### Data shown ###

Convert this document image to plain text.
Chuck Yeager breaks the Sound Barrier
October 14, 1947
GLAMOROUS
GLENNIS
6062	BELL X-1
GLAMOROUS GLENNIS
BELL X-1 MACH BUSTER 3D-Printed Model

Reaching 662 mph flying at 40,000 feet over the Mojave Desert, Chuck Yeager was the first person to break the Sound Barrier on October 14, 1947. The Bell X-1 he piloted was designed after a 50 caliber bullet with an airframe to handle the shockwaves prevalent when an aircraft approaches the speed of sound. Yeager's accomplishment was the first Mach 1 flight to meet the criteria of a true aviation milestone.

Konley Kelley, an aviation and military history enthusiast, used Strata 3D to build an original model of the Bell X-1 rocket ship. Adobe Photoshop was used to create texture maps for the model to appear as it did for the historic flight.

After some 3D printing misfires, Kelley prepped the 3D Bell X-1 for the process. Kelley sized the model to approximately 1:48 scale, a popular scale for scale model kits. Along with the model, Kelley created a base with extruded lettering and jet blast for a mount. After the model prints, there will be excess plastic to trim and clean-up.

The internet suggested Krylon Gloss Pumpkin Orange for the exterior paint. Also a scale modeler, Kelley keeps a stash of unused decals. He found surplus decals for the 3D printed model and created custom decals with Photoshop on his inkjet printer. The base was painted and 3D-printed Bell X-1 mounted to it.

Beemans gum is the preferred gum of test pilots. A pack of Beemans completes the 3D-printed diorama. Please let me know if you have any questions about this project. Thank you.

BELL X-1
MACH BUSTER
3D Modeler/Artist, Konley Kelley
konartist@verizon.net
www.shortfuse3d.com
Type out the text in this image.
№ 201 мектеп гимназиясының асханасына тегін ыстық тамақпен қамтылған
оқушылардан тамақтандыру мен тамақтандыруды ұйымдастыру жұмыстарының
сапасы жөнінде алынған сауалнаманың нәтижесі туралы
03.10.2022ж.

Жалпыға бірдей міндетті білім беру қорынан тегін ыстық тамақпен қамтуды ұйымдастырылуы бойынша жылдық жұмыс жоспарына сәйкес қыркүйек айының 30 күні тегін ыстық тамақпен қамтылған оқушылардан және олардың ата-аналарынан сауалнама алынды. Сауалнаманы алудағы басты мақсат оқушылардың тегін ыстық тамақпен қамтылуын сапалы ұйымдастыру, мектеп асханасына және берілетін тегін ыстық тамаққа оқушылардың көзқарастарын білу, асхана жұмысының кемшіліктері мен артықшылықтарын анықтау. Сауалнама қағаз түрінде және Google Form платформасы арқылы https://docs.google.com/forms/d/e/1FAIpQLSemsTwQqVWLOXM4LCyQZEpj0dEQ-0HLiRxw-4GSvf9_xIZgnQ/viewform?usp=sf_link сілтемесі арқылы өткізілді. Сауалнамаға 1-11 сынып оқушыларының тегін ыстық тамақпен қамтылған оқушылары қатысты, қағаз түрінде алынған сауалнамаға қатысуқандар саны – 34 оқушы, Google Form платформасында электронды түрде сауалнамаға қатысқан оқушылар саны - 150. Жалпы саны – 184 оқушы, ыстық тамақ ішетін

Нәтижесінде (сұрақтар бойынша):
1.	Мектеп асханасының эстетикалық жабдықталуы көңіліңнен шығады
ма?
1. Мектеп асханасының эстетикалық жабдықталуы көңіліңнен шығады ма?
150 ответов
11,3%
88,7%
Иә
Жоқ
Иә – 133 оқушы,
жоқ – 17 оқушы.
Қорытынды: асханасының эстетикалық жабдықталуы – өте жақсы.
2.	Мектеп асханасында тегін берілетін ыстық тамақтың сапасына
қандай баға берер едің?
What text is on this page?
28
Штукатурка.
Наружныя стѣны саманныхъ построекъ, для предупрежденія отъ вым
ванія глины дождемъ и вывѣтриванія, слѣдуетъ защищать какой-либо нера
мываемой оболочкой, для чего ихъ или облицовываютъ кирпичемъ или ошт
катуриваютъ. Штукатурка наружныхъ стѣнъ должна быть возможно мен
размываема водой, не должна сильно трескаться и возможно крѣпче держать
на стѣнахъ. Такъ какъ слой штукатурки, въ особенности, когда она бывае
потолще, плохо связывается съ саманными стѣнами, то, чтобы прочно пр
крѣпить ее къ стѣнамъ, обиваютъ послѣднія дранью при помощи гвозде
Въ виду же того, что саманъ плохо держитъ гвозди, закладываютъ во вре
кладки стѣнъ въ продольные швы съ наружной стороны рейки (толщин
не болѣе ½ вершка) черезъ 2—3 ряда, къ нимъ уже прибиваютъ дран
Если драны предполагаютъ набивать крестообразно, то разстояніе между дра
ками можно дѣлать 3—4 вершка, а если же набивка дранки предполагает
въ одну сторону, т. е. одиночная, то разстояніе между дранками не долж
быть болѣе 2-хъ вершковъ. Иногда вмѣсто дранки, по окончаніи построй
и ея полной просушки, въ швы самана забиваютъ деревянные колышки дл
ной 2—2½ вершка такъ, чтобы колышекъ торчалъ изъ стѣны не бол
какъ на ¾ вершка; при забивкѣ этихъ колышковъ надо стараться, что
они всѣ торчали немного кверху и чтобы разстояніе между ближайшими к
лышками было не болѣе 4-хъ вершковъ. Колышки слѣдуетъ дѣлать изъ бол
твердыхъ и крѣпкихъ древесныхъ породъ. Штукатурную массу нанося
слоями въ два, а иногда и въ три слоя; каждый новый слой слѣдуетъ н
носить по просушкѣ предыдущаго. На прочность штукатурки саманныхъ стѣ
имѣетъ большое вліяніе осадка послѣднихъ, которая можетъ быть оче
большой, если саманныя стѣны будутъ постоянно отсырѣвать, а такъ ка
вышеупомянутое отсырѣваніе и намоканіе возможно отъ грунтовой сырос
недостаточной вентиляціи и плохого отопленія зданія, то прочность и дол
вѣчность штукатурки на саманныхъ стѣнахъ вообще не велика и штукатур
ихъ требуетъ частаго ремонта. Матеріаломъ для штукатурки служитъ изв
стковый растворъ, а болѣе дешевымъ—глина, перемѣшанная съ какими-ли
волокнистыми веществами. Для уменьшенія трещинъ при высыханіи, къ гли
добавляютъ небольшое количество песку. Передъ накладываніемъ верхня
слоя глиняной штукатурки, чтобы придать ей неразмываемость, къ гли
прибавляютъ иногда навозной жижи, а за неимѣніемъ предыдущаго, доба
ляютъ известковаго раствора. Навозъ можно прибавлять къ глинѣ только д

###

▶ [The task] Copy every single line of the material above that holds "стѣнъ".

▶ [Task result]
катуриваютъ. Штукатурка наружныхъ стѣнъ должна быть возможно мен
кладки стѣнъ въ продольные швы съ наружной стороны рейки (толщин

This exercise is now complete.